■ **Written instruction**: Reproduce each line exactly.

■ **Extracted records**:
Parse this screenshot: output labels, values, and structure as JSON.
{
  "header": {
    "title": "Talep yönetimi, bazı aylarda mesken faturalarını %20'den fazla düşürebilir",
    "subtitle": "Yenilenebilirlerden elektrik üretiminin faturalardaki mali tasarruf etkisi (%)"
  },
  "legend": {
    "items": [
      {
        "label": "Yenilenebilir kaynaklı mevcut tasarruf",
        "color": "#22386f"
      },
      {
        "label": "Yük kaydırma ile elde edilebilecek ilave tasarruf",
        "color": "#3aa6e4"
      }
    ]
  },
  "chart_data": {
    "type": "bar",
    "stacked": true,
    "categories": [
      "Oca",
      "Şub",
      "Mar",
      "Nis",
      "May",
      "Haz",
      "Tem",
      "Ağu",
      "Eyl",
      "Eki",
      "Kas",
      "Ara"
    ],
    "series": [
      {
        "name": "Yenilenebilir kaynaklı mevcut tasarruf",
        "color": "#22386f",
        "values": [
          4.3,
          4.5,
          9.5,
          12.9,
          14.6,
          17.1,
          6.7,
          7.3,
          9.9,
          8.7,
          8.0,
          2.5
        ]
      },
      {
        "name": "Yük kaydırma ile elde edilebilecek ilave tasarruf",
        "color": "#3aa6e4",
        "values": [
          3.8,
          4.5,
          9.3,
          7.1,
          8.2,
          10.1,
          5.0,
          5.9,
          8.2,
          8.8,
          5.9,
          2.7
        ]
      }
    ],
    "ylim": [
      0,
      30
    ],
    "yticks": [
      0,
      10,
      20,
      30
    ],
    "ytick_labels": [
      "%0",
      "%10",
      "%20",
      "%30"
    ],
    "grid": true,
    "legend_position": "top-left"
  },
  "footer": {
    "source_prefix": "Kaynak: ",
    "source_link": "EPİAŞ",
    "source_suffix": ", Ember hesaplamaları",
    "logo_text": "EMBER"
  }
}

■ **Completed exercise**:
Parse this screenshot: output labels, values, and structure as JSON.
{
  "header": {
    "title": "Talep yönetimi, bazı aylarda mesken faturalarını %20'den fazla düşürebilir",
    "subtitle": "Yenilenebilirlerden elektrik üretiminin faturalardaki mali tasarruf etkisi (%)"
  },
  "legend": {
    "items": [
      {
        "label": "Yenilenebilir kaynaklı mevcut tasarruf",
        "color": "#22386f"
      },
      {
        "label": "Yük kaydırma ile elde edilebilecek ilave tasarruf",
        "color": "#3aa6e4"
      }
    ]
  },
  "chart_data": {
    "type": "bar",
    "stacked": true,
    "categories": [
      "Oca",
      "Şub",
      "Mar",
      "Nis",
      "May",
      "Haz",
      "Tem",
      "Ağu",
      "Eyl",
      "Eki",
      "Kas",
      "Ara"
    ],
    "series": [
      {
        "name": "Yenilenebilir kaynaklı mevcut tasarruf",
        "color": "#22386f",
        "values": [
          4.3,
          4.5,
          9.5,
          12.9,
          14.6,
          17.1,
          6.7,
          7.3,
          9.9,
          8.7,
          8.0,
          2.5
        ]
      },
      {
        "name": "Yük kaydırma ile elde edilebilecek ilave tasarruf",
        "color": "#3aa6e4",
        "values": [
          3.8,
          4.5,
          9.3,
          7.1,
          8.2,
          10.1,
          5.0,
          5.9,
          8.2,
          8.8,
          5.9,
          2.7
        ]
      }
    ],
    "ylim": [
      0,
      30
    ],
    "yticks": [
      0,
      10,
      20,
      30
    ],
    "ytick_labels": [
      "%0",
      "%10",
      "%20",
      "%30"
    ],
    "grid": true,
    "legend_position": "top-left"
  },
  "footer": {
    "source_prefix": "Kaynak: ",
    "source_link": "EPİAŞ",
    "source_suffix": ", Ember hesaplamaları",
    "logo_text": "EMBER"
  }
}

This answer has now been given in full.